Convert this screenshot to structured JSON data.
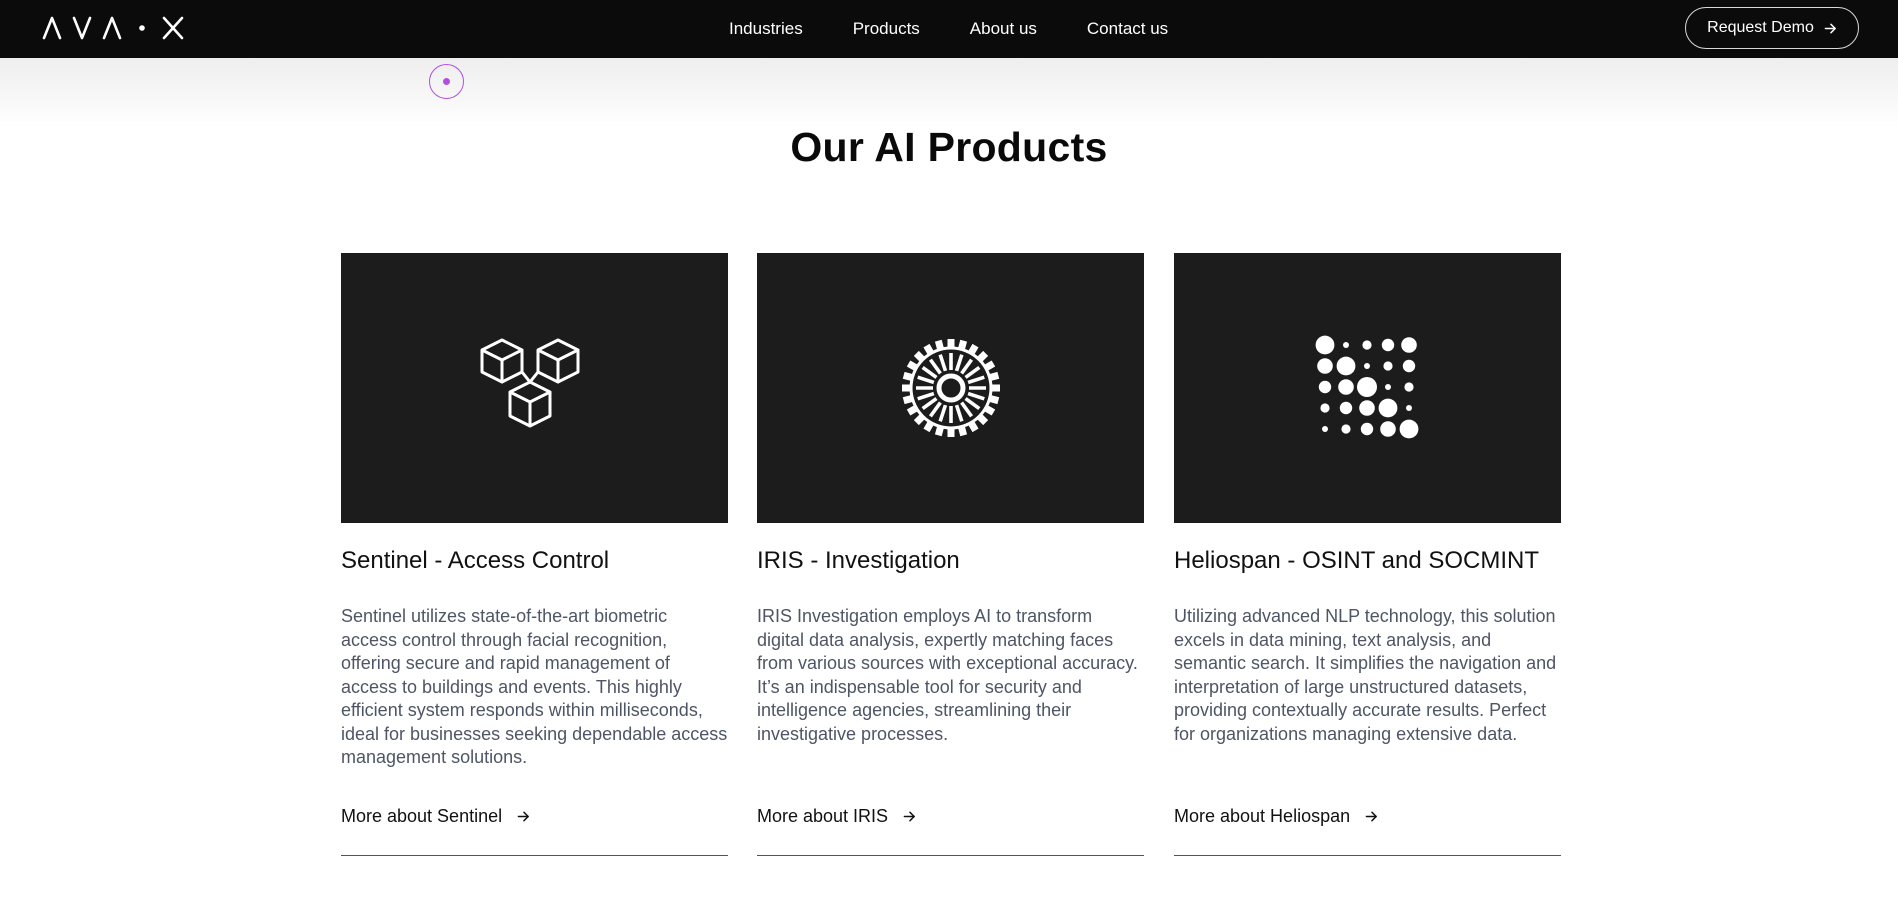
{
  "header": {
    "logo_text": "ΛVΛ·X",
    "nav": [
      "Industries",
      "Products",
      "About us",
      "Contact us"
    ],
    "cta_label": "Request Demo"
  },
  "section": {
    "title": "Our AI Products"
  },
  "products": [
    {
      "name": "Sentinel - Access Control",
      "description": "Sentinel utilizes state-of-the-art biometric access control through facial recognition, offering secure and rapid management of access to buildings and events. This highly efficient system responds within milliseconds, ideal for businesses seeking dependable access management solutions.",
      "link": "More about Sentinel",
      "icon": "cubes-icon"
    },
    {
      "name": "IRIS - Investigation",
      "description": "IRIS Investigation employs AI to transform digital data analysis, expertly matching faces from various sources with exceptional accuracy. It’s an indispensable tool for security and intelligence agencies, streamlining their investigative processes.",
      "link": "More about IRIS",
      "icon": "iris-gear-icon"
    },
    {
      "name": "Heliospan - OSINT and SOCMINT",
      "description": "Utilizing advanced NLP technology, this solution excels in data mining, text analysis, and semantic search. It simplifies the navigation and interpretation of large unstructured datasets, providing contextually accurate results. Perfect for organizations managing extensive data.",
      "link": "More about Heliospan",
      "icon": "dot-grid-icon"
    }
  ],
  "colors": {
    "header_bg": "#0b0b0b",
    "card_bg": "#1c1c1c",
    "body_text": "#4e5564",
    "cursor_accent": "#b44ee0"
  }
}
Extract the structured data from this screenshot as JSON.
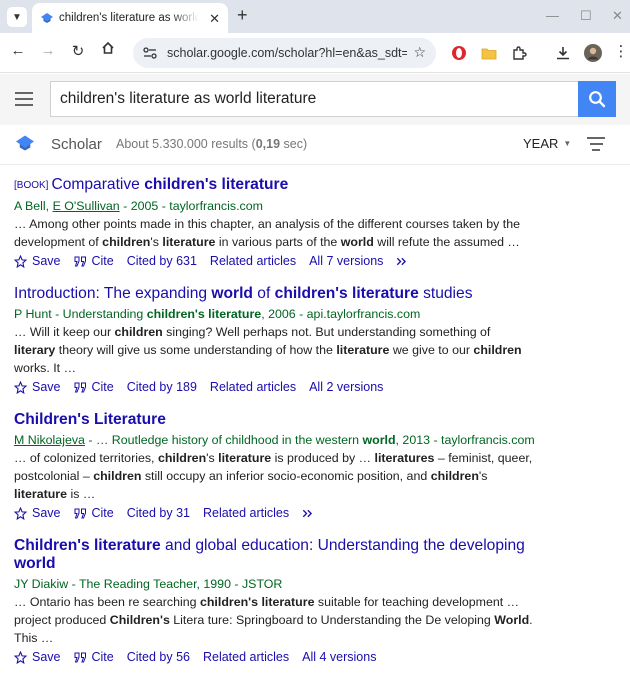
{
  "browser": {
    "tab_title": "children's literature as world literature - Google Scholar",
    "url": "scholar.google.com/scholar?hl=en&as_sdt=...",
    "colors": {
      "tabbar": "#dfe3eb",
      "omnibox": "#edf0f5"
    }
  },
  "scholar": {
    "query": "children's literature as world literature",
    "brand": "Scholar",
    "results_summary": "About 5.330.000 results (",
    "results_time": "0,19",
    "results_time_suffix": " sec)",
    "year_label": "YEAR",
    "colors": {
      "link": "#1a0dab",
      "authors": "#006621",
      "search_button": "#4285f4"
    }
  },
  "results": [
    {
      "tag": "[BOOK]",
      "title_parts": [
        {
          "t": "Comparative ",
          "b": false
        },
        {
          "t": "children's literature",
          "b": true
        }
      ],
      "authors_parts": [
        {
          "t": "A Bell, ",
          "u": false
        },
        {
          "t": "E O'Sullivan",
          "u": true
        },
        {
          "t": " - 2005 - taylorfrancis.com",
          "u": false
        }
      ],
      "snippet_parts": [
        {
          "t": "… Among other points made in this chapter, an analysis of the different courses taken by the development of ",
          "b": false
        },
        {
          "t": "children",
          "b": true
        },
        {
          "t": "'s ",
          "b": false
        },
        {
          "t": "literature",
          "b": true
        },
        {
          "t": " in various parts of the ",
          "b": false
        },
        {
          "t": "world",
          "b": true
        },
        {
          "t": " will refute the assumed …",
          "b": false
        }
      ],
      "actions": {
        "save": "Save",
        "cite": "Cite",
        "cited_by": "Cited by 631",
        "related": "Related articles",
        "versions": "All 7 versions",
        "more": true
      }
    },
    {
      "tag": "",
      "title_parts": [
        {
          "t": "Introduction: The expanding ",
          "b": false
        },
        {
          "t": "world",
          "b": true
        },
        {
          "t": " of ",
          "b": false
        },
        {
          "t": "children's literature",
          "b": true
        },
        {
          "t": " studies",
          "b": false
        }
      ],
      "authors_parts": [
        {
          "t": "P Hunt - Understanding ",
          "u": false,
          "b": false
        },
        {
          "t": "children's literature",
          "u": false,
          "b": true
        },
        {
          "t": ", 2006 - api.taylorfrancis.com",
          "u": false,
          "b": false
        }
      ],
      "snippet_parts": [
        {
          "t": "… Will it keep our ",
          "b": false
        },
        {
          "t": "children",
          "b": true
        },
        {
          "t": " singing? Well perhaps not. But understanding something of ",
          "b": false
        },
        {
          "t": "literary",
          "b": true
        },
        {
          "t": " theory will give us some understanding of how the ",
          "b": false
        },
        {
          "t": "literature",
          "b": true
        },
        {
          "t": " we give to our ",
          "b": false
        },
        {
          "t": "children",
          "b": true
        },
        {
          "t": " works. It …",
          "b": false
        }
      ],
      "actions": {
        "save": "Save",
        "cite": "Cite",
        "cited_by": "Cited by 189",
        "related": "Related articles",
        "versions": "All 2 versions",
        "more": false
      }
    },
    {
      "tag": "",
      "title_parts": [
        {
          "t": "Children's Literature",
          "b": true
        }
      ],
      "authors_parts": [
        {
          "t": "M Nikolajeva",
          "u": true,
          "b": false
        },
        {
          "t": " - … Routledge history of childhood in the western ",
          "u": false,
          "b": false
        },
        {
          "t": "world",
          "u": false,
          "b": true
        },
        {
          "t": ", 2013 - taylorfrancis.com",
          "u": false,
          "b": false
        }
      ],
      "snippet_parts": [
        {
          "t": "… of colonized territories, ",
          "b": false
        },
        {
          "t": "children",
          "b": true
        },
        {
          "t": "'s ",
          "b": false
        },
        {
          "t": "literature",
          "b": true
        },
        {
          "t": " is produced by … ",
          "b": false
        },
        {
          "t": "literatures",
          "b": true
        },
        {
          "t": " – feminist, queer, postcolonial – ",
          "b": false
        },
        {
          "t": "children",
          "b": true
        },
        {
          "t": " still occupy an inferior socio-economic position, and ",
          "b": false
        },
        {
          "t": "children",
          "b": true
        },
        {
          "t": "'s ",
          "b": false
        },
        {
          "t": "literature",
          "b": true
        },
        {
          "t": " is …",
          "b": false
        }
      ],
      "actions": {
        "save": "Save",
        "cite": "Cite",
        "cited_by": "Cited by 31",
        "related": "Related articles",
        "versions": "",
        "more": true
      }
    },
    {
      "tag": "",
      "title_parts": [
        {
          "t": "Children's literature",
          "b": true
        },
        {
          "t": " and global education: Understanding the developing ",
          "b": false
        },
        {
          "t": "world",
          "b": true
        }
      ],
      "authors_parts": [
        {
          "t": "JY Diakiw - The Reading Teacher, 1990 - JSTOR",
          "u": false,
          "b": false
        }
      ],
      "snippet_parts": [
        {
          "t": "… Ontario has been re searching ",
          "b": false
        },
        {
          "t": "children's literature",
          "b": true
        },
        {
          "t": " suitable for teaching development … project produced ",
          "b": false
        },
        {
          "t": "Children's",
          "b": true
        },
        {
          "t": " Litera ture: Springboard to Understanding the De veloping ",
          "b": false
        },
        {
          "t": "World",
          "b": true
        },
        {
          "t": ". This …",
          "b": false
        }
      ],
      "actions": {
        "save": "Save",
        "cite": "Cite",
        "cited_by": "Cited by 56",
        "related": "Related articles",
        "versions": "All 4 versions",
        "more": false
      }
    }
  ]
}
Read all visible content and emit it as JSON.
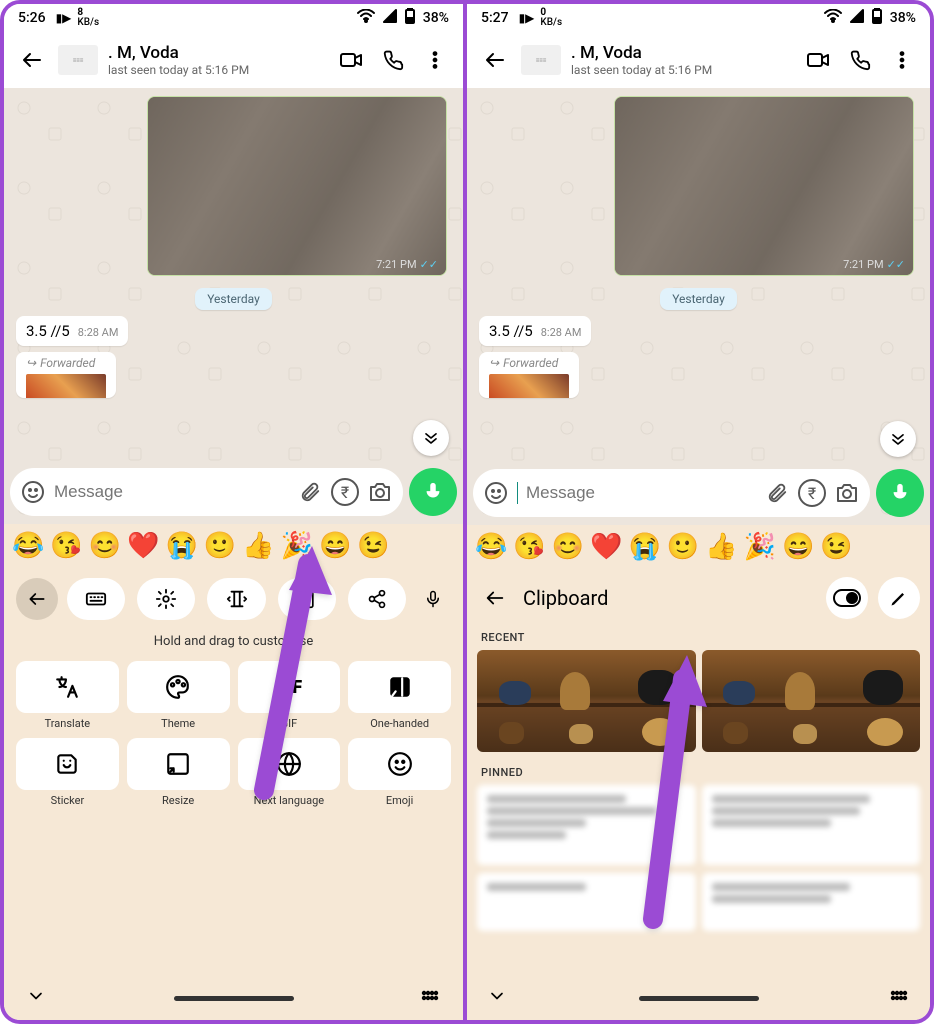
{
  "left": {
    "status": {
      "time": "5:26",
      "speed_num": "8",
      "speed_unit": "KB/s",
      "battery": "38%"
    },
    "chat": {
      "name": ". M, Voda",
      "sub": "last seen today at 5:16 PM",
      "img_time": "7:21 PM",
      "date_chip": "Yesterday",
      "msg_text": "3.5 //5",
      "msg_time": "8:28 AM",
      "forwarded": "Forwarded",
      "placeholder": "Message"
    },
    "kb": {
      "hint": "Hold and drag to customise",
      "cells": [
        {
          "label": "Translate",
          "icon": "translate"
        },
        {
          "label": "Theme",
          "icon": "palette"
        },
        {
          "label": "GIF",
          "icon": "gif"
        },
        {
          "label": "One-handed",
          "icon": "onehand"
        },
        {
          "label": "Sticker",
          "icon": "sticker"
        },
        {
          "label": "Resize",
          "icon": "resize"
        },
        {
          "label": "Next language",
          "icon": "globe"
        },
        {
          "label": "Emoji",
          "icon": "emoji"
        }
      ]
    }
  },
  "right": {
    "status": {
      "time": "5:27",
      "speed_num": "0",
      "speed_unit": "KB/s",
      "battery": "38%"
    },
    "chat": {
      "name": ". M, Voda",
      "sub": "last seen today at 5:16 PM",
      "img_time": "7:21 PM",
      "date_chip": "Yesterday",
      "msg_text": "3.5 //5",
      "msg_time": "8:28 AM",
      "forwarded": "Forwarded",
      "placeholder": "Message"
    },
    "clipboard": {
      "title": "Clipboard",
      "recent": "RECENT",
      "pinned": "PINNED"
    }
  },
  "emojis": [
    "😂",
    "😘",
    "😊",
    "❤️",
    "😭",
    "🙂",
    "👍",
    "🎉",
    "😄",
    "😉"
  ]
}
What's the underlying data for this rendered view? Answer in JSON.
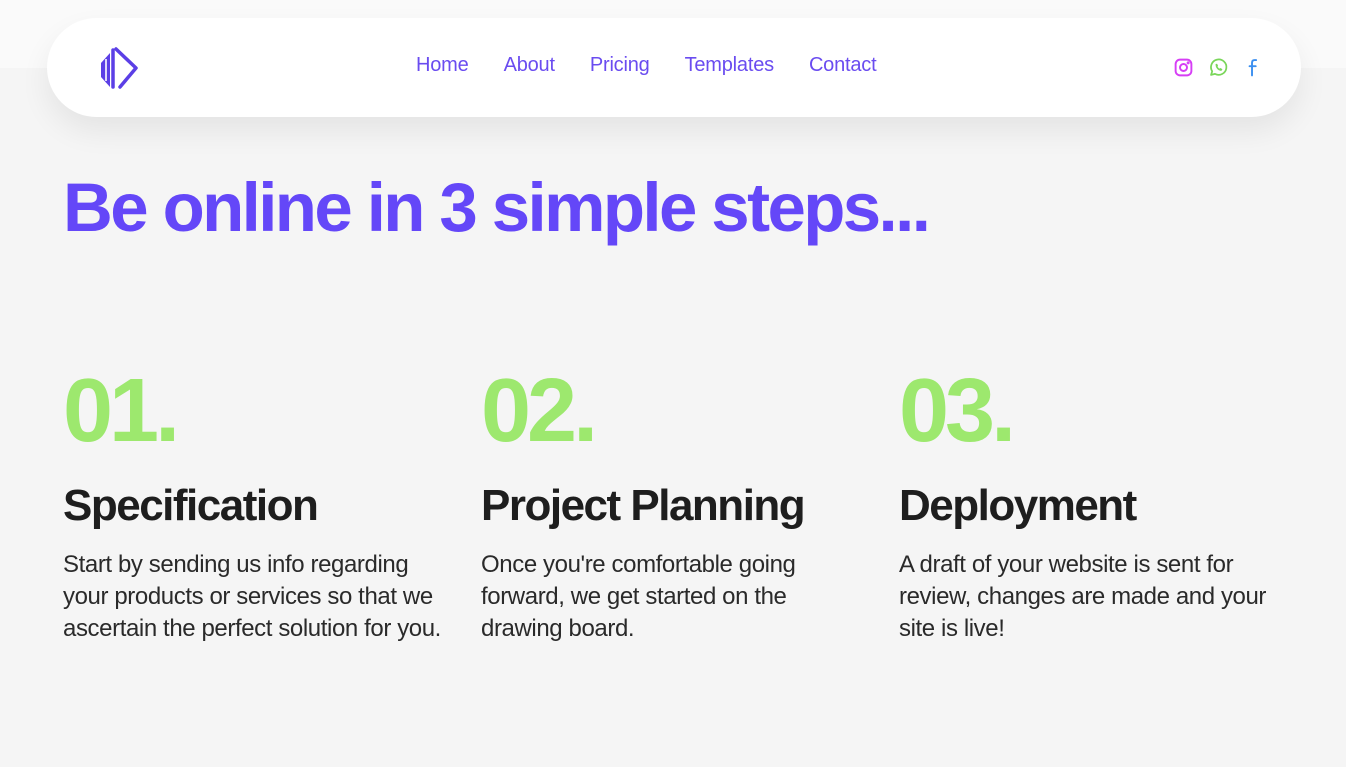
{
  "nav": {
    "logo_icon": "logo-mark-icon",
    "links": [
      {
        "label": "Home"
      },
      {
        "label": "About"
      },
      {
        "label": "Pricing"
      },
      {
        "label": "Templates"
      },
      {
        "label": "Contact"
      }
    ],
    "socials": [
      {
        "icon": "instagram-icon",
        "color": "#d63ef5"
      },
      {
        "icon": "whatsapp-icon",
        "color": "#7ad65a"
      },
      {
        "icon": "facebook-icon",
        "color": "#3b8ff0"
      }
    ]
  },
  "hero": {
    "title": "Be online in 3 simple steps..."
  },
  "steps": [
    {
      "number": "01.",
      "title": "Specification",
      "text": "Start by sending us info regarding your products or services so that we ascertain the perfect solution for you."
    },
    {
      "number": "02.",
      "title": "Project Planning",
      "text": "Once you're comfortable going forward, we get started on the drawing board."
    },
    {
      "number": "03.",
      "title": "Deployment",
      "text": "A draft of your website is sent for review, changes are made and your site is live!"
    }
  ],
  "colors": {
    "brand_purple": "#6447f8",
    "accent_green": "#9de86e",
    "text_dark": "#1e1e1e",
    "background": "#f5f5f5"
  }
}
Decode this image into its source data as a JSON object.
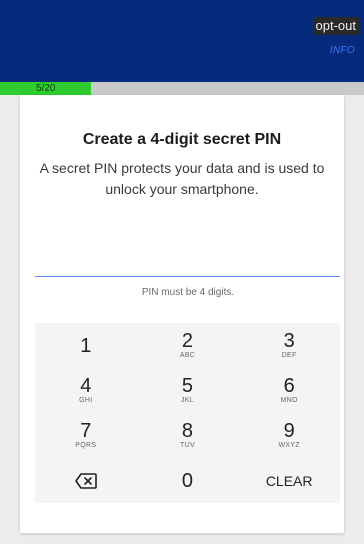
{
  "header": {
    "optout_label": "opt-out",
    "info_label": "INFO"
  },
  "progress": {
    "label": "5/20",
    "fraction": 0.25
  },
  "setup": {
    "title": "Create a 4-digit secret PIN",
    "description": "A secret PIN protects your data and is used to unlock your smartphone.",
    "pin_value": "",
    "hint": "PIN must be 4 digits."
  },
  "keypad": {
    "keys": [
      {
        "num": "1",
        "letters": ""
      },
      {
        "num": "2",
        "letters": "ABC"
      },
      {
        "num": "3",
        "letters": "DEF"
      },
      {
        "num": "4",
        "letters": "GHI"
      },
      {
        "num": "5",
        "letters": "JKL"
      },
      {
        "num": "6",
        "letters": "MNO"
      },
      {
        "num": "7",
        "letters": "PQRS"
      },
      {
        "num": "8",
        "letters": "TUV"
      },
      {
        "num": "9",
        "letters": "WXYZ"
      }
    ],
    "zero": "0",
    "clear_label": "CLEAR",
    "backspace_icon": "backspace-icon"
  },
  "colors": {
    "header_bg": "#062a7c",
    "progress_fill": "#2ecc2e",
    "accent_line": "#5b8ff0"
  }
}
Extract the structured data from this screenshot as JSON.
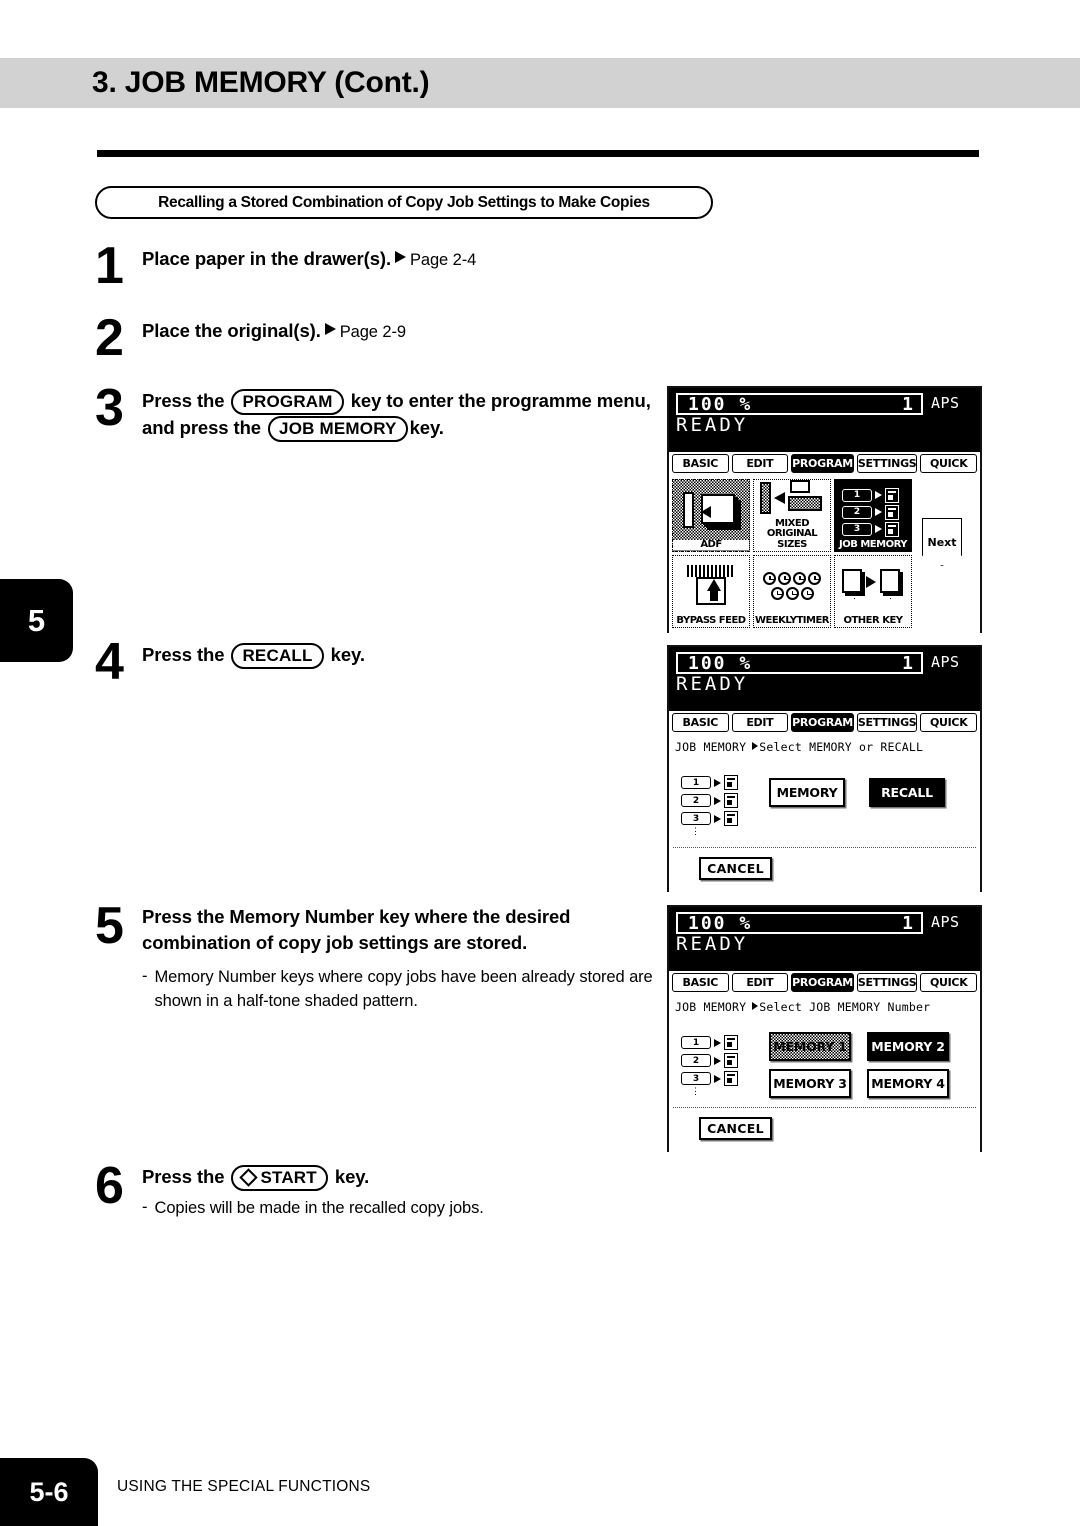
========================================
* **Work instructions**:
From the data, list each line in which the string "hint" appears.

* **Answer in full**:
      "hint": "Hold and drag to customise",
    "hint": "PIN must be 4 digits."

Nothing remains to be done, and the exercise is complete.